** Your instructions **
Please find all lines in the data that hold the string "フローリング" and copy them.

** The input **
(begin)

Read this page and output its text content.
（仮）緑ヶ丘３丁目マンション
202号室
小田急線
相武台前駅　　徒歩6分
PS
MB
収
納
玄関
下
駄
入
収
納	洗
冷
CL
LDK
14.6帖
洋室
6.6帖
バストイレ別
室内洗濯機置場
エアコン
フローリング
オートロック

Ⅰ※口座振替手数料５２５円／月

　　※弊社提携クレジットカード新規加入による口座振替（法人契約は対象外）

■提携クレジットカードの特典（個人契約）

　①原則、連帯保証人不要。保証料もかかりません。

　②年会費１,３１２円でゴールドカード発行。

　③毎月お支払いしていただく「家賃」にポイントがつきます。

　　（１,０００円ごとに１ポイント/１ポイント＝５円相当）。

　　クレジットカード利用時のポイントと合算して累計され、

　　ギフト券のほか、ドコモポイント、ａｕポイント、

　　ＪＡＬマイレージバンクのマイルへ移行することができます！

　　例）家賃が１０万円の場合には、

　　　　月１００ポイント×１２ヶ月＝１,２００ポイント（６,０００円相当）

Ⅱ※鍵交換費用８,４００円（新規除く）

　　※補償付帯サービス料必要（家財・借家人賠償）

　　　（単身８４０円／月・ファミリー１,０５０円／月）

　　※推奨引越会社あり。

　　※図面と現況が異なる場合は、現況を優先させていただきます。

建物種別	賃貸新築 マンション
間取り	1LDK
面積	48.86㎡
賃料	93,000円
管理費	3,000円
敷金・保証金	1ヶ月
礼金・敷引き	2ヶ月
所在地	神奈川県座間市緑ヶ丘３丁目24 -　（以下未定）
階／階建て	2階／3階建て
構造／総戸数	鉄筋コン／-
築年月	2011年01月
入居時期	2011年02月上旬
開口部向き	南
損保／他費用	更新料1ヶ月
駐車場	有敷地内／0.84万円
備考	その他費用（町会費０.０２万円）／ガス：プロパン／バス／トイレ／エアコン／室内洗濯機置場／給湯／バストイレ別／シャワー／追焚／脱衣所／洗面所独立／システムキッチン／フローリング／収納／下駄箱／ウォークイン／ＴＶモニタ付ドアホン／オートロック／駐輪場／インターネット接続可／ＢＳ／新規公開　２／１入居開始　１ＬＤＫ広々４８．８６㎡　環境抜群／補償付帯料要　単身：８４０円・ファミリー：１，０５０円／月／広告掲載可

(end)

** Expected output **
フローリング
備考	その他費用（町会費０.０２万円）／ガス：プロパン／バス／トイレ／エアコン／室内洗濯機置場／給湯／バストイレ別／シャワー／追焚／脱衣所／洗面所独立／システムキッチン／フローリング／収納／下駄箱／ウォークイン／ＴＶモニタ付ドアホン／オートロック／駐輪場／インターネット接続可／ＢＳ／新規公開　２／１入居開始　１ＬＤＫ広々４８．８６㎡　環境抜群／補償付帯料要　単身：８４０円・ファミリー：１，０５０円／月／広告掲載可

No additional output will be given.